(WHAT THE EXERCISE ASKS)
Copy out every line of the records below, character for character.

[start MATERIAL FOR THIS TASK]

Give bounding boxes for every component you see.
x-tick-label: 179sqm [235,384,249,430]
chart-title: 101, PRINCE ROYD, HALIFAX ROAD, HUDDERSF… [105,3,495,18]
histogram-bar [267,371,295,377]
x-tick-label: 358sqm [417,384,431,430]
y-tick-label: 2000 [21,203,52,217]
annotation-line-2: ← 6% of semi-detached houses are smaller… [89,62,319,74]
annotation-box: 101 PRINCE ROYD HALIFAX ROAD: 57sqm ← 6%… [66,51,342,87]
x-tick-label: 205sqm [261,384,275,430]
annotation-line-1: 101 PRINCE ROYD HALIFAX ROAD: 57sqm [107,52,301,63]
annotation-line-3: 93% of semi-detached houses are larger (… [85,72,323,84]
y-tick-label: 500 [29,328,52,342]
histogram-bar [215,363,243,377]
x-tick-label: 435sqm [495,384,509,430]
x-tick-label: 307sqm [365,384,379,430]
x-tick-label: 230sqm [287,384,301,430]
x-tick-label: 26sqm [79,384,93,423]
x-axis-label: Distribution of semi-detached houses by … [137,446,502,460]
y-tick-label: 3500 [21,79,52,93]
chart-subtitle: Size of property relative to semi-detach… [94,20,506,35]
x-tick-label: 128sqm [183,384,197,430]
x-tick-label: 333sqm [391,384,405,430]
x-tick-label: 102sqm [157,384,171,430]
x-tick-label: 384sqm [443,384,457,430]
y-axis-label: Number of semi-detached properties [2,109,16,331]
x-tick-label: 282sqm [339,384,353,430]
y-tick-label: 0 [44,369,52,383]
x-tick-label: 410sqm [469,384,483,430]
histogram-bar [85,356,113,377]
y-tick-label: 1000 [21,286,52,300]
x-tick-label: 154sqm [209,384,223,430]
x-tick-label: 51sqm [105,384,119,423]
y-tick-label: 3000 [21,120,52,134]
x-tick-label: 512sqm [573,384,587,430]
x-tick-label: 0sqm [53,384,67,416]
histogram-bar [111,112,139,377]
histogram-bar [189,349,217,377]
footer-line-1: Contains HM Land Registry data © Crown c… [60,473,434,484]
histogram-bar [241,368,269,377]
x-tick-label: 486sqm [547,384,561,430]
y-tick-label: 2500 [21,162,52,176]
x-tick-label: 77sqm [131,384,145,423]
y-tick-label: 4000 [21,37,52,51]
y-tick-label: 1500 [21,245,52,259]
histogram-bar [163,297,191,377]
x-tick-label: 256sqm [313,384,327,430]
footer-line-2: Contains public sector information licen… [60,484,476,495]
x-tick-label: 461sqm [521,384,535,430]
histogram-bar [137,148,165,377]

[end MATERIAL FOR THIS TASK]

(FINISHED TASK)
Give bounding boxes for every component you see.
x-tick-label: 179sqm [235,384,249,430]
chart-title: 101, PRINCE ROYD, HALIFAX ROAD, HUDDERSF… [105,3,495,18]
histogram-bar [267,371,295,377]
x-tick-label: 358sqm [417,384,431,430]
y-tick-label: 2000 [21,203,52,217]
annotation-line-2: ← 6% of semi-detached houses are smaller… [89,62,319,74]
annotation-box: 101 PRINCE ROYD HALIFAX ROAD: 57sqm ← 6%… [66,51,342,87]
x-tick-label: 205sqm [261,384,275,430]
annotation-line-1: 101 PRINCE ROYD HALIFAX ROAD: 57sqm [107,52,301,63]
annotation-line-3: 93% of semi-detached houses are larger (… [85,72,323,84]
y-tick-label: 500 [29,328,52,342]
histogram-bar [215,363,243,377]
x-tick-label: 435sqm [495,384,509,430]
x-tick-label: 307sqm [365,384,379,430]
x-tick-label: 230sqm [287,384,301,430]
x-tick-label: 26sqm [79,384,93,423]
x-axis-label: Distribution of semi-detached houses by … [137,446,502,460]
y-tick-label: 3500 [21,79,52,93]
chart-subtitle: Size of property relative to semi-detach… [94,20,506,35]
x-tick-label: 128sqm [183,384,197,430]
x-tick-label: 333sqm [391,384,405,430]
x-tick-label: 102sqm [157,384,171,430]
x-tick-label: 384sqm [443,384,457,430]
y-axis-label: Number of semi-detached properties [2,109,16,331]
x-tick-label: 282sqm [339,384,353,430]
y-tick-label: 0 [44,369,52,383]
x-tick-label: 410sqm [469,384,483,430]
histogram-bar [85,356,113,377]
y-tick-label: 1000 [21,286,52,300]
x-tick-label: 154sqm [209,384,223,430]
x-tick-label: 51sqm [105,384,119,423]
y-tick-label: 3000 [21,120,52,134]
x-tick-label: 512sqm [573,384,587,430]
x-tick-label: 0sqm [53,384,67,416]
histogram-bar [111,112,139,377]
histogram-bar [189,349,217,377]
footer-line-1: Contains HM Land Registry data © Crown c… [60,473,434,484]
histogram-bar [241,368,269,377]
x-tick-label: 486sqm [547,384,561,430]
y-tick-label: 2500 [21,162,52,176]
x-tick-label: 77sqm [131,384,145,423]
y-tick-label: 4000 [21,37,52,51]
y-tick-label: 1500 [21,245,52,259]
histogram-bar [163,297,191,377]
x-tick-label: 256sqm [313,384,327,430]
footer-line-2: Contains public sector information licen… [60,484,476,495]
x-tick-label: 461sqm [521,384,535,430]
histogram-bar [137,148,165,377]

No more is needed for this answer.